In the entries below, count every line containing "data". Return the number and nothing else.
────────────────────────────────────────
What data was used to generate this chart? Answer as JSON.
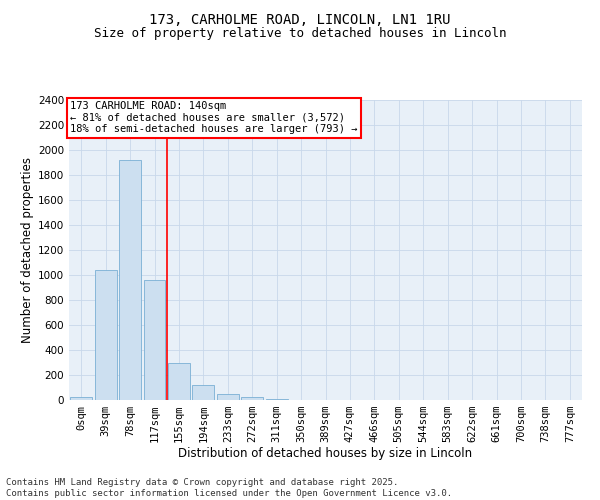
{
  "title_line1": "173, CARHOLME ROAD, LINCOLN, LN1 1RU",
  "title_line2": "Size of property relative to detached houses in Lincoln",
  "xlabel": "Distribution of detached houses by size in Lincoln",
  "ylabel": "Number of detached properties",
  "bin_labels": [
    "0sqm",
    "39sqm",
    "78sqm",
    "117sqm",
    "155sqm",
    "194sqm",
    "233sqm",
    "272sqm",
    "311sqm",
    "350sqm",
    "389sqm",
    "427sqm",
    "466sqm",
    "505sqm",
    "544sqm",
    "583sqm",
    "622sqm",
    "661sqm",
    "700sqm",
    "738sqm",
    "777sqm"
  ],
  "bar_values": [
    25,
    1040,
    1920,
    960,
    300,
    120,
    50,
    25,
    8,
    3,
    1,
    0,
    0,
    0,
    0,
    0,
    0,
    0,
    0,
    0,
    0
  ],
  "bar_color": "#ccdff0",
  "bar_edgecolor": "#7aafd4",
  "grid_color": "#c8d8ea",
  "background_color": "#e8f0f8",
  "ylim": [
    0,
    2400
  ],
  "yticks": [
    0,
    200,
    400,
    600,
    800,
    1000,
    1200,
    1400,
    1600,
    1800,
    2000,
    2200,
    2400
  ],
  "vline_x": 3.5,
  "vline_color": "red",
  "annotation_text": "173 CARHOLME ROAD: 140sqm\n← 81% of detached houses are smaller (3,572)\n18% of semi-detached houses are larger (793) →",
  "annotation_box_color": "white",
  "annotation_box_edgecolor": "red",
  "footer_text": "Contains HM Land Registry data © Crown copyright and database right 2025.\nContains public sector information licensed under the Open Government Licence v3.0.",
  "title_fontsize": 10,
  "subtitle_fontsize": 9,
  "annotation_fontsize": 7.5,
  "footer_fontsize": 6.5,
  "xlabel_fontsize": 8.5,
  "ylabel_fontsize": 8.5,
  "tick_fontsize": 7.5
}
────────────────────────────────────────
### ANSWER FOR THE TASK
2